Locate the word "this" in the material, then show every line that holds it.

** BEGIN Supplied records **

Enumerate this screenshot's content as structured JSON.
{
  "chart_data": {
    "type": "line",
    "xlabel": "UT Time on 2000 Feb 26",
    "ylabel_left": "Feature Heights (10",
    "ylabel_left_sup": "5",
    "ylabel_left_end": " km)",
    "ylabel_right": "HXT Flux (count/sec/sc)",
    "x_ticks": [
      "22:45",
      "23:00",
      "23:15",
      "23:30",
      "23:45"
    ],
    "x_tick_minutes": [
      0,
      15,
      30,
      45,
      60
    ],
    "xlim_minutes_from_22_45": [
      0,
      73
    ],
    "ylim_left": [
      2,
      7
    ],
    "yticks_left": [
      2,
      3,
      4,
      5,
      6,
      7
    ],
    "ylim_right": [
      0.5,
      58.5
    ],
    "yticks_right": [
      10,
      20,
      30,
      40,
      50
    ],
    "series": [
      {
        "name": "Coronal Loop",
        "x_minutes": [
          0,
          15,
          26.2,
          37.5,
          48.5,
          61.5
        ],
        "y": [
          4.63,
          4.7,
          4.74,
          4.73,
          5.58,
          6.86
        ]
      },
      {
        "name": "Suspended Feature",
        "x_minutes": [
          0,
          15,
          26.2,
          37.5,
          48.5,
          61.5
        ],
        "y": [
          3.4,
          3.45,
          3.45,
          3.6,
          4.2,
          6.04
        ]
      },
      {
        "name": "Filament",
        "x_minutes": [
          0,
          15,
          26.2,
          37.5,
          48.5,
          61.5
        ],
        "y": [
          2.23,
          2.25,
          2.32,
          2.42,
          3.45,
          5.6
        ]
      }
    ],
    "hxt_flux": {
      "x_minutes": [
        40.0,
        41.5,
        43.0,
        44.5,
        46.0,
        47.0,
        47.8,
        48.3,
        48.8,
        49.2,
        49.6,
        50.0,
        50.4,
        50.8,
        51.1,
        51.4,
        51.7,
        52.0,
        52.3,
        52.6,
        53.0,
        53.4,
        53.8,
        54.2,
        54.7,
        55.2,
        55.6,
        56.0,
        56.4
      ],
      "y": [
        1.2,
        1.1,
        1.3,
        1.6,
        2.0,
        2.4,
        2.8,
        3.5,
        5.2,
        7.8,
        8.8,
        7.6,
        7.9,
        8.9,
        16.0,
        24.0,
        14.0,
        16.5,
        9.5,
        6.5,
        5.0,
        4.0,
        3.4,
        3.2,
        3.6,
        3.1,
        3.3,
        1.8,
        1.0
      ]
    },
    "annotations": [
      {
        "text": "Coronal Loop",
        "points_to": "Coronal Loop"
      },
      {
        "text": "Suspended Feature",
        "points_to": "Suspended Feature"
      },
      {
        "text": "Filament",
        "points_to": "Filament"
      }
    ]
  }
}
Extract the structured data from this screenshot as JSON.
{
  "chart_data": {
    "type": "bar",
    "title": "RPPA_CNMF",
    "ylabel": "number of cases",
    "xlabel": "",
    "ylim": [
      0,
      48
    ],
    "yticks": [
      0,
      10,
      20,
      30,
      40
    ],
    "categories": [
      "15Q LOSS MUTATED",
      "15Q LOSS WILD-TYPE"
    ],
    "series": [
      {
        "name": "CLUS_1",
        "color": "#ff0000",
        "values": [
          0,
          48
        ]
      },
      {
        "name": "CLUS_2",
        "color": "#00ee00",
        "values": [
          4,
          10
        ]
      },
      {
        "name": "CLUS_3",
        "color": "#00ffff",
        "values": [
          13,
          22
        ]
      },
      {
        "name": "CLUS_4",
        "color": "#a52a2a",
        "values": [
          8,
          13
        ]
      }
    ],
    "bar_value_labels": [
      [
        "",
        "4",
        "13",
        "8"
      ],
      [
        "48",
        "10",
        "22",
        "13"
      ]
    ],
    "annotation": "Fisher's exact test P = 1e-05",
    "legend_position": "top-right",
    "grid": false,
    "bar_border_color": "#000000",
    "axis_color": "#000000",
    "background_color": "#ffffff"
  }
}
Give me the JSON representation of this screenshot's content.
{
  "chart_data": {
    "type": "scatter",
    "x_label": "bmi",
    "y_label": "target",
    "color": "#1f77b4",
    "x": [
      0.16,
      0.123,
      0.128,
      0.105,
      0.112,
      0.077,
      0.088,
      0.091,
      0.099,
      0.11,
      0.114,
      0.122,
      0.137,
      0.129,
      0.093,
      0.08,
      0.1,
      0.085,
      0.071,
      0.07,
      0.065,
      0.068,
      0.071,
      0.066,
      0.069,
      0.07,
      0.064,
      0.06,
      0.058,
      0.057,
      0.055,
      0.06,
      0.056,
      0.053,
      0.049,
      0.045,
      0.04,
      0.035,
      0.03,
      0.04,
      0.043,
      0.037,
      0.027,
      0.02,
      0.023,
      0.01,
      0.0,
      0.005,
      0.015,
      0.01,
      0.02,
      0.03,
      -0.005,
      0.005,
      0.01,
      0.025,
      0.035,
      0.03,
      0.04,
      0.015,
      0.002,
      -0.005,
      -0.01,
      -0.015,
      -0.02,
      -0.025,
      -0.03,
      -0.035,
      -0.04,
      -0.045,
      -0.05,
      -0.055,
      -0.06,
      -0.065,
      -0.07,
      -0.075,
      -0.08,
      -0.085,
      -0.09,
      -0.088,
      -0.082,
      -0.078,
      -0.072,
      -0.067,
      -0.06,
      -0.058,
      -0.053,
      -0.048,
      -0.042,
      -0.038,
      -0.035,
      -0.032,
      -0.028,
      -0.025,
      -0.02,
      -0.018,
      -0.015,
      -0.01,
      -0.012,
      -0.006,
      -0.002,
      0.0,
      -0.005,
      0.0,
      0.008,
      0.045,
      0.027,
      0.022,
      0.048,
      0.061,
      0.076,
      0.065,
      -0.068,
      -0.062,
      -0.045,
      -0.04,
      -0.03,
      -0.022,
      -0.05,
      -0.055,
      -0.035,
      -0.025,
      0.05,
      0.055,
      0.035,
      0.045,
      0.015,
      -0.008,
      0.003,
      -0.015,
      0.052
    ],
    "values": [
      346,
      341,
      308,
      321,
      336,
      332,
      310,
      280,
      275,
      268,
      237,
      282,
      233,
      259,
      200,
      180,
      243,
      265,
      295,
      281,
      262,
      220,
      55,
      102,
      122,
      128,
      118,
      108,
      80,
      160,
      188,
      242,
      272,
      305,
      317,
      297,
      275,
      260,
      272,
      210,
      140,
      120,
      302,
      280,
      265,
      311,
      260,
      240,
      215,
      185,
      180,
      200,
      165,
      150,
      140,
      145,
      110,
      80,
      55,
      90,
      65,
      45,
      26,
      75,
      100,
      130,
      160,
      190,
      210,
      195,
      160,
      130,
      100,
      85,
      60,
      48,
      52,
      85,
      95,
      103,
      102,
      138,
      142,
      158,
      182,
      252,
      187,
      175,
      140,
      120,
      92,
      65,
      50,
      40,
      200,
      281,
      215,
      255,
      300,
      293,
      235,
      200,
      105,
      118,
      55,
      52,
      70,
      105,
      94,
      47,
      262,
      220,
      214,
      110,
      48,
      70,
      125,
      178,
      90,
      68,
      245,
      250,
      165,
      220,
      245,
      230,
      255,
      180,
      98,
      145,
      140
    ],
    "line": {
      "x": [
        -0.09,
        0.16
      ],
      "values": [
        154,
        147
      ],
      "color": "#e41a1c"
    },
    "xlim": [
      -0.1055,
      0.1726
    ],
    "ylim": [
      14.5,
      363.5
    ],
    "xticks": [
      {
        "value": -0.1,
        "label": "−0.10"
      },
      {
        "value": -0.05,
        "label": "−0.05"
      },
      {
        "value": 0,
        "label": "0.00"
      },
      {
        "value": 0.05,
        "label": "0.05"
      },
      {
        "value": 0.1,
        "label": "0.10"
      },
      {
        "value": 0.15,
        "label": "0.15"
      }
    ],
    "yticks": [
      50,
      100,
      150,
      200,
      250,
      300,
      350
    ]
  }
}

** END Supplied records **

**Answer to the task**
Enumerate this screenshot's content as structured JSON.
Extract the structured data from this screenshot as JSON.
Give me the JSON representation of this screenshot's content.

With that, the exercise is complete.